(Stored data)
— start —

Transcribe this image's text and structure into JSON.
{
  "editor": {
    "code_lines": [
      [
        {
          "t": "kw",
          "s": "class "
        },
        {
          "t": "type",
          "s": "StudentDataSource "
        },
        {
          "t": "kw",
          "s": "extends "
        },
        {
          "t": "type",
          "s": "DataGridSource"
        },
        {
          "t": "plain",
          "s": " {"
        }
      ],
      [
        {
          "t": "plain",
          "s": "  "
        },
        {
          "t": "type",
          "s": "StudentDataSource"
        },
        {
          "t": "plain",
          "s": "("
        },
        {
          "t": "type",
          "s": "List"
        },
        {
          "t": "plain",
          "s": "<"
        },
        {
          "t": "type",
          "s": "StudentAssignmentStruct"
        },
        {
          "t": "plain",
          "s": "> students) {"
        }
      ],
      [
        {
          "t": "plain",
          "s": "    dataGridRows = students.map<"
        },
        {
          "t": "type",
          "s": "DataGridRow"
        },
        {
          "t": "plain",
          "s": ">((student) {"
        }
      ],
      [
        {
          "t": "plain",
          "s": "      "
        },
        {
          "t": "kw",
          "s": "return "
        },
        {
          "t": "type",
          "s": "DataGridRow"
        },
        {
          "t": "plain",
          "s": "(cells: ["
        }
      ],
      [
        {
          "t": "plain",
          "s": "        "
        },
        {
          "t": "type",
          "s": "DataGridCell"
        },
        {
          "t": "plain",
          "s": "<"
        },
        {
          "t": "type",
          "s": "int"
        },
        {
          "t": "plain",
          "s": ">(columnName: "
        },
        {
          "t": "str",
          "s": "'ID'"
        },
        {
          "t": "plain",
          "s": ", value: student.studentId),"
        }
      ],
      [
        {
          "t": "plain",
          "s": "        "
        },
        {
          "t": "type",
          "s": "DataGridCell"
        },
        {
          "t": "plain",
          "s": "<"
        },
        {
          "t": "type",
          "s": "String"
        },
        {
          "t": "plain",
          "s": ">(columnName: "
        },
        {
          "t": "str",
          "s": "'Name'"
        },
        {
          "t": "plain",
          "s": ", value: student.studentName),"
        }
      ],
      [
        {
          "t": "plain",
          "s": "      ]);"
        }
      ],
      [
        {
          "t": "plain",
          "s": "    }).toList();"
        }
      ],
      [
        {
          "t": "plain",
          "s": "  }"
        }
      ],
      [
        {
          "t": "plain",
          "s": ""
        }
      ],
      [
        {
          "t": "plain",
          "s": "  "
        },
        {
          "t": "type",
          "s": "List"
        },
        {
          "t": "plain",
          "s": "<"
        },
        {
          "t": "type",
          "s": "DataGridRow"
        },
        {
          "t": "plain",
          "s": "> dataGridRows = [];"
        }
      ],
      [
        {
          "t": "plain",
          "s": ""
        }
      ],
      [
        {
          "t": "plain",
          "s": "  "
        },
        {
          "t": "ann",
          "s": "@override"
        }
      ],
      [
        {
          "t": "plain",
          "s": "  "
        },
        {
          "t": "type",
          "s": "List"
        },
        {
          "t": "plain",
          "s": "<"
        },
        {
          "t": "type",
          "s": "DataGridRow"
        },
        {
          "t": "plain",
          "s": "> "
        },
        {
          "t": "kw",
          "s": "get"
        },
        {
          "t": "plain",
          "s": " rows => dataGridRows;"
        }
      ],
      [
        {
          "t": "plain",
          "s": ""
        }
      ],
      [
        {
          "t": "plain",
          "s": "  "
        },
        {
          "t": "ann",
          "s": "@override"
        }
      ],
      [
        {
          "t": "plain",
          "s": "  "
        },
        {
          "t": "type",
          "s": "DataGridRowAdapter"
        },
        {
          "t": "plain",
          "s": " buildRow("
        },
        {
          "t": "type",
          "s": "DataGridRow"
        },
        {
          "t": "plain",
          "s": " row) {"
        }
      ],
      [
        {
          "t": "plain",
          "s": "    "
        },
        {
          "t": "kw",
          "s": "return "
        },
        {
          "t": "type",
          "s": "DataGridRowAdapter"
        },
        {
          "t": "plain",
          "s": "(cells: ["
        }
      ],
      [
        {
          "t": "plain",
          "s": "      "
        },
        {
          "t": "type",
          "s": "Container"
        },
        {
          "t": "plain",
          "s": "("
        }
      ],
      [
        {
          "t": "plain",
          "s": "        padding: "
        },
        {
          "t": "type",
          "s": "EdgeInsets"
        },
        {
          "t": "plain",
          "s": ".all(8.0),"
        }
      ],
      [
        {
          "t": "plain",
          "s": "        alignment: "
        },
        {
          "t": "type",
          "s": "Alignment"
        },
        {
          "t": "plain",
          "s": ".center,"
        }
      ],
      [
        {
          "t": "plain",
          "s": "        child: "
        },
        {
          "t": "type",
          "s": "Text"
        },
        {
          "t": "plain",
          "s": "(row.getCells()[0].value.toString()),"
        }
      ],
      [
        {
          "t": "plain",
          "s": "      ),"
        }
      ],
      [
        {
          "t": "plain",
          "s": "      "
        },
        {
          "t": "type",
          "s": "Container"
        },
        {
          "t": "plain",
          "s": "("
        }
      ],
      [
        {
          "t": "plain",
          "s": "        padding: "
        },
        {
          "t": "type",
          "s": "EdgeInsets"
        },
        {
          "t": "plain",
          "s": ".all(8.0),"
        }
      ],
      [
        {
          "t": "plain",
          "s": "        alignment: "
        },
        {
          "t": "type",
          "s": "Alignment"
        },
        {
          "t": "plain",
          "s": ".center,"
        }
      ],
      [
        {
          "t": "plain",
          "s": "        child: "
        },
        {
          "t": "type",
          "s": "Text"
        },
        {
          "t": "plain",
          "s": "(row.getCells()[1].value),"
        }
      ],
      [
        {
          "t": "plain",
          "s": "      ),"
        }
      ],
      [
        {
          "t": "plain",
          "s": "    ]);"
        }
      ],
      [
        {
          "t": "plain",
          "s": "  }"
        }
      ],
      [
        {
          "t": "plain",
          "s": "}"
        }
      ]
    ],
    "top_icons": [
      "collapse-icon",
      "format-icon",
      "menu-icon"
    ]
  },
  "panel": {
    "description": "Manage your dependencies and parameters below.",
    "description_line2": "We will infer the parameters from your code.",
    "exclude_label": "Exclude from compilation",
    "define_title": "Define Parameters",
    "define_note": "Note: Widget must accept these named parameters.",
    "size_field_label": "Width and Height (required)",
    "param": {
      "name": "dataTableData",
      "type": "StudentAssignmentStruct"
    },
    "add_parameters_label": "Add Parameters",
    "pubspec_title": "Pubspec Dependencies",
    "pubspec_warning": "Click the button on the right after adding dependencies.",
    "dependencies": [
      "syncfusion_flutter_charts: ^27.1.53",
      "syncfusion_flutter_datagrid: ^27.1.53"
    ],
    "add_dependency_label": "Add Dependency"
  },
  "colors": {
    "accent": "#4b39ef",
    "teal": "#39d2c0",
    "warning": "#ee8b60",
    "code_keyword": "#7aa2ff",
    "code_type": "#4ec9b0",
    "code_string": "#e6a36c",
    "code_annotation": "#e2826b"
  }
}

— end —

▸ **Task prompt**
Copy every record exactly as presented.

▸ **Reply**
Transcribe this image's text and structure into JSON.
{
  "editor": {
    "code_lines": [
      [
        {
          "t": "kw",
          "s": "class "
        },
        {
          "t": "type",
          "s": "StudentDataSource "
        },
        {
          "t": "kw",
          "s": "extends "
        },
        {
          "t": "type",
          "s": "DataGridSource"
        },
        {
          "t": "plain",
          "s": " {"
        }
      ],
      [
        {
          "t": "plain",
          "s": "  "
        },
        {
          "t": "type",
          "s": "StudentDataSource"
        },
        {
          "t": "plain",
          "s": "("
        },
        {
          "t": "type",
          "s": "List"
        },
        {
          "t": "plain",
          "s": "<"
        },
        {
          "t": "type",
          "s": "StudentAssignmentStruct"
        },
        {
          "t": "plain",
          "s": "> students) {"
        }
      ],
      [
        {
          "t": "plain",
          "s": "    dataGridRows = students.map<"
        },
        {
          "t": "type",
          "s": "DataGridRow"
        },
        {
          "t": "plain",
          "s": ">((student) {"
        }
      ],
      [
        {
          "t": "plain",
          "s": "      "
        },
        {
          "t": "kw",
          "s": "return "
        },
        {
          "t": "type",
          "s": "DataGridRow"
        },
        {
          "t": "plain",
          "s": "(cells: ["
        }
      ],
      [
        {
          "t": "plain",
          "s": "        "
        },
        {
          "t": "type",
          "s": "DataGridCell"
        },
        {
          "t": "plain",
          "s": "<"
        },
        {
          "t": "type",
          "s": "int"
        },
        {
          "t": "plain",
          "s": ">(columnName: "
        },
        {
          "t": "str",
          "s": "'ID'"
        },
        {
          "t": "plain",
          "s": ", value: student.studentId),"
        }
      ],
      [
        {
          "t": "plain",
          "s": "        "
        },
        {
          "t": "type",
          "s": "DataGridCell"
        },
        {
          "t": "plain",
          "s": "<"
        },
        {
          "t": "type",
          "s": "String"
        },
        {
          "t": "plain",
          "s": ">(columnName: "
        },
        {
          "t": "str",
          "s": "'Name'"
        },
        {
          "t": "plain",
          "s": ", value: student.studentName),"
        }
      ],
      [
        {
          "t": "plain",
          "s": "      ]);"
        }
      ],
      [
        {
          "t": "plain",
          "s": "    }).toList();"
        }
      ],
      [
        {
          "t": "plain",
          "s": "  }"
        }
      ],
      [
        {
          "t": "plain",
          "s": ""
        }
      ],
      [
        {
          "t": "plain",
          "s": "  "
        },
        {
          "t": "type",
          "s": "List"
        },
        {
          "t": "plain",
          "s": "<"
        },
        {
          "t": "type",
          "s": "DataGridRow"
        },
        {
          "t": "plain",
          "s": "> dataGridRows = [];"
        }
      ],
      [
        {
          "t": "plain",
          "s": ""
        }
      ],
      [
        {
          "t": "plain",
          "s": "  "
        },
        {
          "t": "ann",
          "s": "@override"
        }
      ],
      [
        {
          "t": "plain",
          "s": "  "
        },
        {
          "t": "type",
          "s": "List"
        },
        {
          "t": "plain",
          "s": "<"
        },
        {
          "t": "type",
          "s": "DataGridRow"
        },
        {
          "t": "plain",
          "s": "> "
        },
        {
          "t": "kw",
          "s": "get"
        },
        {
          "t": "plain",
          "s": " rows => dataGridRows;"
        }
      ],
      [
        {
          "t": "plain",
          "s": ""
        }
      ],
      [
        {
          "t": "plain",
          "s": "  "
        },
        {
          "t": "ann",
          "s": "@override"
        }
      ],
      [
        {
          "t": "plain",
          "s": "  "
        },
        {
          "t": "type",
          "s": "DataGridRowAdapter"
        },
        {
          "t": "plain",
          "s": " buildRow("
        },
        {
          "t": "type",
          "s": "DataGridRow"
        },
        {
          "t": "plain",
          "s": " row) {"
        }
      ],
      [
        {
          "t": "plain",
          "s": "    "
        },
        {
          "t": "kw",
          "s": "return "
        },
        {
          "t": "type",
          "s": "DataGridRowAdapter"
        },
        {
          "t": "plain",
          "s": "(cells: ["
        }
      ],
      [
        {
          "t": "plain",
          "s": "      "
        },
        {
          "t": "type",
          "s": "Container"
        },
        {
          "t": "plain",
          "s": "("
        }
      ],
      [
        {
          "t": "plain",
          "s": "        padding: "
        },
        {
          "t": "type",
          "s": "EdgeInsets"
        },
        {
          "t": "plain",
          "s": ".all(8.0),"
        }
      ],
      [
        {
          "t": "plain",
          "s": "        alignment: "
        },
        {
          "t": "type",
          "s": "Alignment"
        },
        {
          "t": "plain",
          "s": ".center,"
        }
      ],
      [
        {
          "t": "plain",
          "s": "        child: "
        },
        {
          "t": "type",
          "s": "Text"
        },
        {
          "t": "plain",
          "s": "(row.getCells()[0].value.toString()),"
        }
      ],
      [
        {
          "t": "plain",
          "s": "      ),"
        }
      ],
      [
        {
          "t": "plain",
          "s": "      "
        },
        {
          "t": "type",
          "s": "Container"
        },
        {
          "t": "plain",
          "s": "("
        }
      ],
      [
        {
          "t": "plain",
          "s": "        padding: "
        },
        {
          "t": "type",
          "s": "EdgeInsets"
        },
        {
          "t": "plain",
          "s": ".all(8.0),"
        }
      ],
      [
        {
          "t": "plain",
          "s": "        alignment: "
        },
        {
          "t": "type",
          "s": "Alignment"
        },
        {
          "t": "plain",
          "s": ".center,"
        }
      ],
      [
        {
          "t": "plain",
          "s": "        child: "
        },
        {
          "t": "type",
          "s": "Text"
        },
        {
          "t": "plain",
          "s": "(row.getCells()[1].value),"
        }
      ],
      [
        {
          "t": "plain",
          "s": "      ),"
        }
      ],
      [
        {
          "t": "plain",
          "s": "    ]);"
        }
      ],
      [
        {
          "t": "plain",
          "s": "  }"
        }
      ],
      [
        {
          "t": "plain",
          "s": "}"
        }
      ]
    ],
    "top_icons": [
      "collapse-icon",
      "format-icon",
      "menu-icon"
    ]
  },
  "panel": {
    "description": "Manage your dependencies and parameters below.",
    "description_line2": "We will infer the parameters from your code.",
    "exclude_label": "Exclude from compilation",
    "define_title": "Define Parameters",
    "define_note": "Note: Widget must accept these named parameters.",
    "size_field_label": "Width and Height (required)",
    "param": {
      "name": "dataTableData",
      "type": "StudentAssignmentStruct"
    },
    "add_parameters_label": "Add Parameters",
    "pubspec_title": "Pubspec Dependencies",
    "pubspec_warning": "Click the button on the right after adding dependencies.",
    "dependencies": [
      "syncfusion_flutter_charts: ^27.1.53",
      "syncfusion_flutter_datagrid: ^27.1.53"
    ],
    "add_dependency_label": "Add Dependency"
  },
  "colors": {
    "accent": "#4b39ef",
    "teal": "#39d2c0",
    "warning": "#ee8b60",
    "code_keyword": "#7aa2ff",
    "code_type": "#4ec9b0",
    "code_string": "#e6a36c",
    "code_annotation": "#e2826b"
  }
}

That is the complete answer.